_Rows from a figure dataset_:
%%

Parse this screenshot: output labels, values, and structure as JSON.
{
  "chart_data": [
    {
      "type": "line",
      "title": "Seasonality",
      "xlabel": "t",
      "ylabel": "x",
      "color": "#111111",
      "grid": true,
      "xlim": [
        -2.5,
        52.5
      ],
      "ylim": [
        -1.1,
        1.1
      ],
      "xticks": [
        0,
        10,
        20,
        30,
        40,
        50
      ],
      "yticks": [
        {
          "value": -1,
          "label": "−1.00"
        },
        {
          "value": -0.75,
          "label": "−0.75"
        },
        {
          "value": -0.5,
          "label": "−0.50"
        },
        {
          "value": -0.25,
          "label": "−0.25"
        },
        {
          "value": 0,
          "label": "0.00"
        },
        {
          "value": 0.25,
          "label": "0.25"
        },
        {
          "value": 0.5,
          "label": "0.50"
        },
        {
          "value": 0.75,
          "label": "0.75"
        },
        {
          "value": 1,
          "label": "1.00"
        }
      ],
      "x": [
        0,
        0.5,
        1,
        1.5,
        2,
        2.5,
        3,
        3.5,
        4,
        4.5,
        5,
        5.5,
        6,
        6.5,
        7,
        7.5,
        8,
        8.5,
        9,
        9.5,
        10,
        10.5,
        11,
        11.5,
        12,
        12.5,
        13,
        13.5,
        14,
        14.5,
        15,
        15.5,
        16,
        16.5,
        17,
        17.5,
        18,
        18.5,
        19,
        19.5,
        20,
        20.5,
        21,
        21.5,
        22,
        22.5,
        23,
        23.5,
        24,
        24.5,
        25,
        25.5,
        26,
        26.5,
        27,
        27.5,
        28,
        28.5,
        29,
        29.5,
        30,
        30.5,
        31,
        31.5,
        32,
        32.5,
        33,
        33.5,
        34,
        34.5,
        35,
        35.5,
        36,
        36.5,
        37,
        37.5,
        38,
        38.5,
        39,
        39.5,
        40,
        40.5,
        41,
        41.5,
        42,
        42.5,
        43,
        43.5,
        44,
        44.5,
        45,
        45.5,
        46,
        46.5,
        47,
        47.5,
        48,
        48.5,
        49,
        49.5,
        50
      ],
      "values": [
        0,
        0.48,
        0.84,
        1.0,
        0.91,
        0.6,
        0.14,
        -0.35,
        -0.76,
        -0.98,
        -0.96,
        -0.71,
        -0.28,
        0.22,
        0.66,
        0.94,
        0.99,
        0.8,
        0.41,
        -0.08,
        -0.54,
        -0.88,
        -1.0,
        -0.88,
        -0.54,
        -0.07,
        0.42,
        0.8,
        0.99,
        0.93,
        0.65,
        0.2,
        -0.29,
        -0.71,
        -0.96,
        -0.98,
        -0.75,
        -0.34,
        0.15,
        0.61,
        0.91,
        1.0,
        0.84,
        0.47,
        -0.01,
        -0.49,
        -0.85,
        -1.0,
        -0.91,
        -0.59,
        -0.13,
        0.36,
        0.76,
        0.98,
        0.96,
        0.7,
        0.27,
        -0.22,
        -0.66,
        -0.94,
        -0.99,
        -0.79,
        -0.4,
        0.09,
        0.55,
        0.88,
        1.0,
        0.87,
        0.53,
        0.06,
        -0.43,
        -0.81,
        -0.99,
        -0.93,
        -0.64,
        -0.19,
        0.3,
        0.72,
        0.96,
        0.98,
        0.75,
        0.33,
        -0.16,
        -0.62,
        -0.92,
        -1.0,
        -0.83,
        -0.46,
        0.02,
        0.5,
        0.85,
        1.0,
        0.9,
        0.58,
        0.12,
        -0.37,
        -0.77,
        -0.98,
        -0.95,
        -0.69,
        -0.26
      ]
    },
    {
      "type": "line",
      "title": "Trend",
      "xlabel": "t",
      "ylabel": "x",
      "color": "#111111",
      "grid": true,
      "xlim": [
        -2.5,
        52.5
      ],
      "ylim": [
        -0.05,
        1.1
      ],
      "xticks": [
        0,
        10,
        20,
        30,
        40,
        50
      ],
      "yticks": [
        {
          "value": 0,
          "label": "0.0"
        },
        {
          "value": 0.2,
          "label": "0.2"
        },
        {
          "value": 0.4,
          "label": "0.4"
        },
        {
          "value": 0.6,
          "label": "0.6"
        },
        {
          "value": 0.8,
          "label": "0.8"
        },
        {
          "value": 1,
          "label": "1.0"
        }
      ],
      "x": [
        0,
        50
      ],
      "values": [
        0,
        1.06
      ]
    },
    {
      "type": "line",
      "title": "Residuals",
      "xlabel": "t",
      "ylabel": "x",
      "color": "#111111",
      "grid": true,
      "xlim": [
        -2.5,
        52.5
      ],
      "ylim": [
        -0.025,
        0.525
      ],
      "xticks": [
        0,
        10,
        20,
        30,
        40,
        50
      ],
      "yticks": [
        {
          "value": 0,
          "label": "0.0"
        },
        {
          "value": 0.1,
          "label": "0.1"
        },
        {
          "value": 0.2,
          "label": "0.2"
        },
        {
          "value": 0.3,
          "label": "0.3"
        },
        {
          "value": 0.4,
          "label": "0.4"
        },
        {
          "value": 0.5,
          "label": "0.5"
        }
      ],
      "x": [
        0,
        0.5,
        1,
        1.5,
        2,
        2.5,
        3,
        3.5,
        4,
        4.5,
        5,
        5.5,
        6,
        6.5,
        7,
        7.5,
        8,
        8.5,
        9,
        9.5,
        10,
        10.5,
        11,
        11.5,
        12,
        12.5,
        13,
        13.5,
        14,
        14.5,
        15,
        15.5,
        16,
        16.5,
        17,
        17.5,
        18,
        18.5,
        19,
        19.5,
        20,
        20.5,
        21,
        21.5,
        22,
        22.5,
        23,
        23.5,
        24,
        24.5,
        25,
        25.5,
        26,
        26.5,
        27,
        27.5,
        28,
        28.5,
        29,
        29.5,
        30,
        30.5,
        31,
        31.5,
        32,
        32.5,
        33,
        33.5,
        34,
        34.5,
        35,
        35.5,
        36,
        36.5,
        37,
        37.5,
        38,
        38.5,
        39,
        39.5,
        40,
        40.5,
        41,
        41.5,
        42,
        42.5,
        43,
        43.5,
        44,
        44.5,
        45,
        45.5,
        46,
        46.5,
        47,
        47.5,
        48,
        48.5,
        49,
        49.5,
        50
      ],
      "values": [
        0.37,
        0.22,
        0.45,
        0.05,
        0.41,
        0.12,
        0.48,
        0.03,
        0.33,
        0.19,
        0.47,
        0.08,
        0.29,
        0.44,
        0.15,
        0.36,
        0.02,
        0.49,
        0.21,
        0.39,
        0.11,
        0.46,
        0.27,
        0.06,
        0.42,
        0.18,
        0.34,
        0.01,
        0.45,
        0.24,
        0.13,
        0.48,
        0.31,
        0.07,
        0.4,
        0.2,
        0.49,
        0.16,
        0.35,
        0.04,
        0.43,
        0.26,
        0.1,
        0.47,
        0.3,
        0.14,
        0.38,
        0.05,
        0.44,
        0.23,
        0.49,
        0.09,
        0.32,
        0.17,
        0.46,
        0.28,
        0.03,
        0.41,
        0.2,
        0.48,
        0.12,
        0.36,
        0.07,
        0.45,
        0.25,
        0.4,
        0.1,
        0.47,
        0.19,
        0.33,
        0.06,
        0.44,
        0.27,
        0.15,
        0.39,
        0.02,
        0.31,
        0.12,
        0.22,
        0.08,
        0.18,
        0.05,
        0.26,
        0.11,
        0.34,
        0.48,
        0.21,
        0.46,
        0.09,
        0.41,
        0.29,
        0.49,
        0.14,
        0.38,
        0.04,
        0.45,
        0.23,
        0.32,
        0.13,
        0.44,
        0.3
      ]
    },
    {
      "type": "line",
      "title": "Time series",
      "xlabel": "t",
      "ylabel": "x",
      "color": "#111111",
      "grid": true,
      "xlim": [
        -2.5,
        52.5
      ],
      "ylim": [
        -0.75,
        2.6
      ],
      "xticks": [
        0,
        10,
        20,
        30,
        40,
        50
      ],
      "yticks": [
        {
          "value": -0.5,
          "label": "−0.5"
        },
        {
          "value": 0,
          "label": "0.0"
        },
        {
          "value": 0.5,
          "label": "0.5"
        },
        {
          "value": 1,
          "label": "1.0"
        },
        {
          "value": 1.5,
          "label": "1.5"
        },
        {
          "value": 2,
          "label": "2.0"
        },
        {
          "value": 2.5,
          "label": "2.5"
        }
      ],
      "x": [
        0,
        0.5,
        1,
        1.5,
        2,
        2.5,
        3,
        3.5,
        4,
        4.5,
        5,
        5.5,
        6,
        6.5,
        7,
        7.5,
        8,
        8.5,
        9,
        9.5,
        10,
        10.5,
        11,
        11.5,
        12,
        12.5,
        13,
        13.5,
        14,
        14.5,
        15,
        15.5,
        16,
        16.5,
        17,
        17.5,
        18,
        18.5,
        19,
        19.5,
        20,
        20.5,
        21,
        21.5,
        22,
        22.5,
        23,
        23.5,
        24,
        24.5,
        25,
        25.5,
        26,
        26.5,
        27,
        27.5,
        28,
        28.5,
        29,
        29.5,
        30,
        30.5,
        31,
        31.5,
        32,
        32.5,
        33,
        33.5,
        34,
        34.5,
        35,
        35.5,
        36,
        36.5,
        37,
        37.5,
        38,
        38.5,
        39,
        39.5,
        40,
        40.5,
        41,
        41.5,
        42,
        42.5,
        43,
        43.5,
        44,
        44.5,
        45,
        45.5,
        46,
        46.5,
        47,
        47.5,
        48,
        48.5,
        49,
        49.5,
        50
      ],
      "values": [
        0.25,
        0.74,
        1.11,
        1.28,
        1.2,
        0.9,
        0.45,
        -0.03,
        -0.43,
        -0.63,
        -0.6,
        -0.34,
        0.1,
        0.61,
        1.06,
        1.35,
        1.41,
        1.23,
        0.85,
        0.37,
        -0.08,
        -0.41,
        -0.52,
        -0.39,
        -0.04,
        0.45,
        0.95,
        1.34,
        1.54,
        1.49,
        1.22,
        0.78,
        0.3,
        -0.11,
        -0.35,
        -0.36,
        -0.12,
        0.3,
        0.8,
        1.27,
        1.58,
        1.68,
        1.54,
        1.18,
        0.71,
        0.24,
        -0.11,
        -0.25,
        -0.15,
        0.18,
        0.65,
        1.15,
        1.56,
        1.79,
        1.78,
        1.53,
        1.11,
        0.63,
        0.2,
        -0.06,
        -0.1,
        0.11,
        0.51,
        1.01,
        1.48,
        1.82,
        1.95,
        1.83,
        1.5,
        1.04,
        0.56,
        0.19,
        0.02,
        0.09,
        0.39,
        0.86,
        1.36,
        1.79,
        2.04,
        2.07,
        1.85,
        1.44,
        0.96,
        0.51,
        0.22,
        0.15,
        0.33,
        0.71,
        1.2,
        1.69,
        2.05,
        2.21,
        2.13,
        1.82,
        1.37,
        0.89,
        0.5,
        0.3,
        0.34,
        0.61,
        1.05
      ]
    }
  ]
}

%%

_TASK TO COMPLETE_:
Show every line that contains the word "title".

_ANSWER FOR THIS EXERCISE_:
      "title": "Seasonality",
      "title": "Trend",
      "title": "Residuals",
      "title": "Time series",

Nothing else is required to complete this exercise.